──────── Provided data
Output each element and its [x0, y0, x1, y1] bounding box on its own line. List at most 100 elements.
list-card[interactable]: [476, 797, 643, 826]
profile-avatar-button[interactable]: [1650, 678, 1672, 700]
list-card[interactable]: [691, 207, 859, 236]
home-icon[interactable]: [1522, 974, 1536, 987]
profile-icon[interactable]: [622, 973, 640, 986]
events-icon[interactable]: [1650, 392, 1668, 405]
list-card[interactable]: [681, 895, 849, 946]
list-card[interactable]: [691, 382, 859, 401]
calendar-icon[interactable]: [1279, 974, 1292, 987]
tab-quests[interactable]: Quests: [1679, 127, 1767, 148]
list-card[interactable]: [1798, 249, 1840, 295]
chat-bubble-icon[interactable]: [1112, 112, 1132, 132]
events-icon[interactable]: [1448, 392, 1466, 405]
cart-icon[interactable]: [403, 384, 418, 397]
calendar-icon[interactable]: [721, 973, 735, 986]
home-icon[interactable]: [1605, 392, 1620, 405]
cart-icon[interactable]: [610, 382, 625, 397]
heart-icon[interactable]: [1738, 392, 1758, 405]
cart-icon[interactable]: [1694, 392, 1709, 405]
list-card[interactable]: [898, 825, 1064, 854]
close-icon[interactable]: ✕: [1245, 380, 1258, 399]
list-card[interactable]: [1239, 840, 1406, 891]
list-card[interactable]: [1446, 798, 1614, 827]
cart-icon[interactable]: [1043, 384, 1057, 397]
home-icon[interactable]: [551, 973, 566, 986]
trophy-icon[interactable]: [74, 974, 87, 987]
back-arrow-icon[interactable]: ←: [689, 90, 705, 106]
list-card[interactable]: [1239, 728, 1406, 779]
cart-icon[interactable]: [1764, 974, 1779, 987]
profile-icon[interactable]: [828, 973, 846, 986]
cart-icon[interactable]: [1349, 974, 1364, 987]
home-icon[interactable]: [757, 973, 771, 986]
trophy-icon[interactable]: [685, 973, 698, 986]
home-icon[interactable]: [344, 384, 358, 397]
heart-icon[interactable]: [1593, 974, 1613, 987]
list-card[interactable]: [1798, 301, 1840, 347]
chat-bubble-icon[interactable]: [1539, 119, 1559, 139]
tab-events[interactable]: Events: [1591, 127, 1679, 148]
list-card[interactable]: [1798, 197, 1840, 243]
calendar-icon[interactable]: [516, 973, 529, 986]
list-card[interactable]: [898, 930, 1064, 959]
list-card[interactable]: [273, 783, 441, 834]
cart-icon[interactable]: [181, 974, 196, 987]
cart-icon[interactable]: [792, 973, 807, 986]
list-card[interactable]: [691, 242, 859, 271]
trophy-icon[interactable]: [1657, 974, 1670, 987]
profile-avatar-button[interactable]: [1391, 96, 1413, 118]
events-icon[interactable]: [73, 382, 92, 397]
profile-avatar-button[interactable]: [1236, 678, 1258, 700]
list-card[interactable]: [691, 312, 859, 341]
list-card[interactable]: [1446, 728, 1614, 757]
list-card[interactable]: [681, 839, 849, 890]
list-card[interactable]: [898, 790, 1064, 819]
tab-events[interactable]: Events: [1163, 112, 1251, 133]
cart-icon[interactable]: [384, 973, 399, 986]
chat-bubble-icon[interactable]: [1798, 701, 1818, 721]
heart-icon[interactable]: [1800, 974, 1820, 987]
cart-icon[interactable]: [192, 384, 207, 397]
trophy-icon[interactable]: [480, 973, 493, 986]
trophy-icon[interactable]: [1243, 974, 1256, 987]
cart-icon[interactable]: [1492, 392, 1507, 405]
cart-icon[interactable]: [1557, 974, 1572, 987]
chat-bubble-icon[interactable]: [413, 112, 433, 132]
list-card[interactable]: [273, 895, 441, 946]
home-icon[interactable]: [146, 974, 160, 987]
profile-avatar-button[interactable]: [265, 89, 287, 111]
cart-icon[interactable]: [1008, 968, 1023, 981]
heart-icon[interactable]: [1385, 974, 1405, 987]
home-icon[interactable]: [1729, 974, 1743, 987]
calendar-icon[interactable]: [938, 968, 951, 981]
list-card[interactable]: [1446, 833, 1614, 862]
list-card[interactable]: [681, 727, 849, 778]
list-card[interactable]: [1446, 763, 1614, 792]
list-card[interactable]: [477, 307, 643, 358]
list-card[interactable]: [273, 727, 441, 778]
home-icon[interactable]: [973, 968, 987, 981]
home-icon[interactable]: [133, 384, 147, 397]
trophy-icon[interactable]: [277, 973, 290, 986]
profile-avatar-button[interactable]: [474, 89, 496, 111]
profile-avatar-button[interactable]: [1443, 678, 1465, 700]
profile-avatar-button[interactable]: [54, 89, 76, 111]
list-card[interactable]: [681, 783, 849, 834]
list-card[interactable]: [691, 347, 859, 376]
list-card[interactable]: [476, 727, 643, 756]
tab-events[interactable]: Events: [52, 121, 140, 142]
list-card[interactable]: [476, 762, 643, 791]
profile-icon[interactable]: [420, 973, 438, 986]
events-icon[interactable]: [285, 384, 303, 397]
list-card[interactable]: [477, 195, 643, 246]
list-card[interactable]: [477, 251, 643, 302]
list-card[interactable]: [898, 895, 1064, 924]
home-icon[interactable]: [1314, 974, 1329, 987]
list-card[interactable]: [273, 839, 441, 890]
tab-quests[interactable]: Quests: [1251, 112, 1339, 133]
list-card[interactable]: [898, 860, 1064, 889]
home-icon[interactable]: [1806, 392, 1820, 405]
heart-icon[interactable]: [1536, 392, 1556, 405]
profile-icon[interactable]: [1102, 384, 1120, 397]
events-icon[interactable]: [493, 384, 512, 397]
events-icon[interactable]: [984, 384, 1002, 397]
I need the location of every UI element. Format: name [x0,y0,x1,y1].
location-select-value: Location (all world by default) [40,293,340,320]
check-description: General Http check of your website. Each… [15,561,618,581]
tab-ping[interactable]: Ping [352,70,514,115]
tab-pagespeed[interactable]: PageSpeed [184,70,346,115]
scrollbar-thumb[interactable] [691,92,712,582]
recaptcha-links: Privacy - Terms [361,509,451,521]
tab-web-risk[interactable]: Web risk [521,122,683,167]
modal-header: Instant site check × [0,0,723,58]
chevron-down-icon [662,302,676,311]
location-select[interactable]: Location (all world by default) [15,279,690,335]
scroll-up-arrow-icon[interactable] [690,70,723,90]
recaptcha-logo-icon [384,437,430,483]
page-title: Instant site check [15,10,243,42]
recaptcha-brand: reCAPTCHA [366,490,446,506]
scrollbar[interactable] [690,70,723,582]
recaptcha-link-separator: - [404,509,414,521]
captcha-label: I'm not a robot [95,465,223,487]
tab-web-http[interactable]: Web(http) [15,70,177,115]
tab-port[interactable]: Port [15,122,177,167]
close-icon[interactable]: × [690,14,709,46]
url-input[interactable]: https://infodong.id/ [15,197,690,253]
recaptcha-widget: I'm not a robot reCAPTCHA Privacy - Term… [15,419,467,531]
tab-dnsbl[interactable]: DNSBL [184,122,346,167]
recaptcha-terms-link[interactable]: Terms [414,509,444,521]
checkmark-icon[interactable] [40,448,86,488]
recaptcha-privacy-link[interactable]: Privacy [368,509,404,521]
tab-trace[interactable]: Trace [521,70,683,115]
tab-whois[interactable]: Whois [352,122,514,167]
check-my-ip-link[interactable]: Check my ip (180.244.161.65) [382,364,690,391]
────────────────
Work required → Copy these lines word for word.

Response →
Output each element and its [x0, y0, x1, y1] bounding box on its own line. List at most 100 elements.
list-card[interactable]: [476, 797, 643, 826]
profile-avatar-button[interactable]: [1650, 678, 1672, 700]
list-card[interactable]: [691, 207, 859, 236]
home-icon[interactable]: [1522, 974, 1536, 987]
profile-icon[interactable]: [622, 973, 640, 986]
events-icon[interactable]: [1650, 392, 1668, 405]
list-card[interactable]: [681, 895, 849, 946]
list-card[interactable]: [691, 382, 859, 401]
calendar-icon[interactable]: [1279, 974, 1292, 987]
tab-quests[interactable]: Quests: [1679, 127, 1767, 148]
list-card[interactable]: [1798, 249, 1840, 295]
chat-bubble-icon[interactable]: [1112, 112, 1132, 132]
events-icon[interactable]: [1448, 392, 1466, 405]
cart-icon[interactable]: [403, 384, 418, 397]
calendar-icon[interactable]: [721, 973, 735, 986]
home-icon[interactable]: [1605, 392, 1620, 405]
cart-icon[interactable]: [610, 382, 625, 397]
heart-icon[interactable]: [1738, 392, 1758, 405]
cart-icon[interactable]: [1694, 392, 1709, 405]
list-card[interactable]: [898, 825, 1064, 854]
close-icon[interactable]: ✕: [1245, 380, 1258, 399]
list-card[interactable]: [1239, 840, 1406, 891]
list-card[interactable]: [1446, 798, 1614, 827]
cart-icon[interactable]: [1043, 384, 1057, 397]
home-icon[interactable]: [551, 973, 566, 986]
trophy-icon[interactable]: [74, 974, 87, 987]
back-arrow-icon[interactable]: ←: [689, 90, 705, 106]
list-card[interactable]: [1239, 728, 1406, 779]
cart-icon[interactable]: [1764, 974, 1779, 987]
profile-icon[interactable]: [828, 973, 846, 986]
cart-icon[interactable]: [1349, 974, 1364, 987]
home-icon[interactable]: [757, 973, 771, 986]
trophy-icon[interactable]: [685, 973, 698, 986]
home-icon[interactable]: [344, 384, 358, 397]
heart-icon[interactable]: [1593, 974, 1613, 987]
list-card[interactable]: [1798, 301, 1840, 347]
chat-bubble-icon[interactable]: [1539, 119, 1559, 139]
tab-events[interactable]: Events: [1591, 127, 1679, 148]
list-card[interactable]: [1798, 197, 1840, 243]
calendar-icon[interactable]: [516, 973, 529, 986]
list-card[interactable]: [898, 930, 1064, 959]
list-card[interactable]: [273, 783, 441, 834]
cart-icon[interactable]: [181, 974, 196, 987]
cart-icon[interactable]: [792, 973, 807, 986]
list-card[interactable]: [691, 242, 859, 271]
trophy-icon[interactable]: [1657, 974, 1670, 987]
profile-avatar-button[interactable]: [1391, 96, 1413, 118]
events-icon[interactable]: [73, 382, 92, 397]
profile-avatar-button[interactable]: [1236, 678, 1258, 700]
list-card[interactable]: [691, 312, 859, 341]
list-card[interactable]: [1446, 728, 1614, 757]
list-card[interactable]: [681, 839, 849, 890]
list-card[interactable]: [898, 790, 1064, 819]
tab-events[interactable]: Events: [1163, 112, 1251, 133]
cart-icon[interactable]: [384, 973, 399, 986]
chat-bubble-icon[interactable]: [1798, 701, 1818, 721]
heart-icon[interactable]: [1800, 974, 1820, 987]
cart-icon[interactable]: [192, 384, 207, 397]
trophy-icon[interactable]: [480, 973, 493, 986]
trophy-icon[interactable]: [1243, 974, 1256, 987]
cart-icon[interactable]: [1492, 392, 1507, 405]
cart-icon[interactable]: [1557, 974, 1572, 987]
chat-bubble-icon[interactable]: [413, 112, 433, 132]
list-card[interactable]: [273, 895, 441, 946]
home-icon[interactable]: [146, 974, 160, 987]
profile-avatar-button[interactable]: [265, 89, 287, 111]
cart-icon[interactable]: [1008, 968, 1023, 981]
heart-icon[interactable]: [1385, 974, 1405, 987]
home-icon[interactable]: [1729, 974, 1743, 987]
calendar-icon[interactable]: [938, 968, 951, 981]
list-card[interactable]: [1446, 833, 1614, 862]
list-card[interactable]: [681, 727, 849, 778]
list-card[interactable]: [1446, 763, 1614, 792]
list-card[interactable]: [477, 307, 643, 358]
list-card[interactable]: [273, 727, 441, 778]
home-icon[interactable]: [973, 968, 987, 981]
home-icon[interactable]: [133, 384, 147, 397]
trophy-icon[interactable]: [277, 973, 290, 986]
profile-avatar-button[interactable]: [474, 89, 496, 111]
profile-avatar-button[interactable]: [1443, 678, 1465, 700]
profile-avatar-button[interactable]: [54, 89, 76, 111]
list-card[interactable]: [681, 783, 849, 834]
list-card[interactable]: [691, 347, 859, 376]
list-card[interactable]: [476, 727, 643, 756]
tab-events[interactable]: Events: [52, 121, 140, 142]
list-card[interactable]: [476, 762, 643, 791]
profile-icon[interactable]: [420, 973, 438, 986]
events-icon[interactable]: [285, 384, 303, 397]
list-card[interactable]: [477, 195, 643, 246]
list-card[interactable]: [477, 251, 643, 302]
list-card[interactable]: [898, 895, 1064, 924]
home-icon[interactable]: [1314, 974, 1329, 987]
list-card[interactable]: [273, 839, 441, 890]
tab-quests[interactable]: Quests: [1251, 112, 1339, 133]
list-card[interactable]: [898, 860, 1064, 889]
home-icon[interactable]: [1806, 392, 1820, 405]
heart-icon[interactable]: [1536, 392, 1556, 405]
profile-icon[interactable]: [1102, 384, 1120, 397]
events-icon[interactable]: [493, 384, 512, 397]
events-icon[interactable]: [984, 384, 1002, 397]
I need the location of every UI element. Format: name [x0,y0,x1,y1].
location-select-value: Location (all world by default) [40,293,340,320]
check-description: General Http check of your website. Each… [15,561,618,581]
tab-ping[interactable]: Ping [352,70,514,115]
tab-pagespeed[interactable]: PageSpeed [184,70,346,115]
scrollbar-thumb[interactable] [691,92,712,582]
recaptcha-links: Privacy - Terms [361,509,451,521]
tab-web-risk[interactable]: Web risk [521,122,683,167]
modal-header: Instant site check × [0,0,723,58]
chevron-down-icon [662,302,676,311]
location-select[interactable]: Location (all world by default) [15,279,690,335]
scroll-up-arrow-icon[interactable] [690,70,723,90]
recaptcha-logo-icon [384,437,430,483]
page-title: Instant site check [15,10,243,42]
recaptcha-brand: reCAPTCHA [366,490,446,506]
scrollbar[interactable] [690,70,723,582]
recaptcha-link-separator: - [404,509,414,521]
captcha-label: I'm not a robot [95,465,223,487]
tab-web-http[interactable]: Web(http) [15,70,177,115]
tab-port[interactable]: Port [15,122,177,167]
close-icon[interactable]: × [690,14,709,46]
url-input[interactable]: https://infodong.id/ [15,197,690,253]
recaptcha-widget: I'm not a robot reCAPTCHA Privacy - Term… [15,419,467,531]
tab-dnsbl[interactable]: DNSBL [184,122,346,167]
recaptcha-terms-link[interactable]: Terms [414,509,444,521]
checkmark-icon[interactable] [40,448,86,488]
recaptcha-privacy-link[interactable]: Privacy [368,509,404,521]
tab-trace[interactable]: Trace [521,70,683,115]
tab-whois[interactable]: Whois [352,122,514,167]
check-my-ip-link[interactable]: Check my ip (180.244.161.65) [382,364,690,391]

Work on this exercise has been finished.